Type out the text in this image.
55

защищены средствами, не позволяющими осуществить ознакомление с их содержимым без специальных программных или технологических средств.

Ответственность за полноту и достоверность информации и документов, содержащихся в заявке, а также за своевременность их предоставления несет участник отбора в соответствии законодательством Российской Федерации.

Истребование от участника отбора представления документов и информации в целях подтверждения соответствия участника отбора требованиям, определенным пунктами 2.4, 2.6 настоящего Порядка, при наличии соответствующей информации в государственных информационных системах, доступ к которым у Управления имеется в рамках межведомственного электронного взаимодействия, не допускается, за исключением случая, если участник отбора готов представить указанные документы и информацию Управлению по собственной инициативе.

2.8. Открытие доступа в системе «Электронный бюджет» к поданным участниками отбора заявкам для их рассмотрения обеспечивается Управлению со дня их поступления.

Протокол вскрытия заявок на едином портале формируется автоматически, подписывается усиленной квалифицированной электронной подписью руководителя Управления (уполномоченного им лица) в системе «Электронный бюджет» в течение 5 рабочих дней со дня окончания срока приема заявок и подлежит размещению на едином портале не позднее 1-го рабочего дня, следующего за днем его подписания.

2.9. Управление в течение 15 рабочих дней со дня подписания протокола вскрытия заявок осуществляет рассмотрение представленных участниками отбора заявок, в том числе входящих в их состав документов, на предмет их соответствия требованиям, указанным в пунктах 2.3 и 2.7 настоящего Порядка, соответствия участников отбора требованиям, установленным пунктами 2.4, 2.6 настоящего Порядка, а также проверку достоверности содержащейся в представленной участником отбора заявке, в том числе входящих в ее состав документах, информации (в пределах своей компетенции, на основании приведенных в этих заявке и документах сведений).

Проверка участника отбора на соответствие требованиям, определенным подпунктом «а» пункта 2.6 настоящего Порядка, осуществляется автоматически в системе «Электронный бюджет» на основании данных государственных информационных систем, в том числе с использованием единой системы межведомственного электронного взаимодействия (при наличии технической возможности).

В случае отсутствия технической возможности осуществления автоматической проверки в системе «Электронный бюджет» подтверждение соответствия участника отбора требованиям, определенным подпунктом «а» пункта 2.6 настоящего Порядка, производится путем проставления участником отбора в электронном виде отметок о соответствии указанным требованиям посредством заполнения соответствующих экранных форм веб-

☆ ☆ ☆

> [Exercise instructions]:
Above are the records; retype them all without a single difference.

> [Result of the exercise]:
Type out the text in this image.
55

защищены средствами, не позволяющими осуществить ознакомление с их содержимым без специальных программных или технологических средств.

Ответственность за полноту и достоверность информации и документов, содержащихся в заявке, а также за своевременность их предоставления несет участник отбора в соответствии законодательством Российской Федерации.

Истребование от участника отбора представления документов и информации в целях подтверждения соответствия участника отбора требованиям, определенным пунктами 2.4, 2.6 настоящего Порядка, при наличии соответствующей информации в государственных информационных системах, доступ к которым у Управления имеется в рамках межведомственного электронного взаимодействия, не допускается, за исключением случая, если участник отбора готов представить указанные документы и информацию Управлению по собственной инициативе.

2.8. Открытие доступа в системе «Электронный бюджет» к поданным участниками отбора заявкам для их рассмотрения обеспечивается Управлению со дня их поступления.

Протокол вскрытия заявок на едином портале формируется автоматически, подписывается усиленной квалифицированной электронной подписью руководителя Управления (уполномоченного им лица) в системе «Электронный бюджет» в течение 5 рабочих дней со дня окончания срока приема заявок и подлежит размещению на едином портале не позднее 1-го рабочего дня, следующего за днем его подписания.

2.9. Управление в течение 15 рабочих дней со дня подписания протокола вскрытия заявок осуществляет рассмотрение представленных участниками отбора заявок, в том числе входящих в их состав документов, на предмет их соответствия требованиям, указанным в пунктах 2.3 и 2.7 настоящего Порядка, соответствия участников отбора требованиям, установленным пунктами 2.4, 2.6 настоящего Порядка, а также проверку достоверности содержащейся в представленной участником отбора заявке, в том числе входящих в ее состав документах, информации (в пределах своей компетенции, на основании приведенных в этих заявке и документах сведений).

Проверка участника отбора на соответствие требованиям, определенным подпунктом «а» пункта 2.6 настоящего Порядка, осуществляется автоматически в системе «Электронный бюджет» на основании данных государственных информационных систем, в том числе с использованием единой системы межведомственного электронного взаимодействия (при наличии технической возможности).

В случае отсутствия технической возможности осуществления автоматической проверки в системе «Электронный бюджет» подтверждение соответствия участника отбора требованиям, определенным подпунктом «а» пункта 2.6 настоящего Порядка, производится путем проставления участником отбора в электронном виде отметок о соответствии указанным требованиям посредством заполнения соответствующих экранных форм веб-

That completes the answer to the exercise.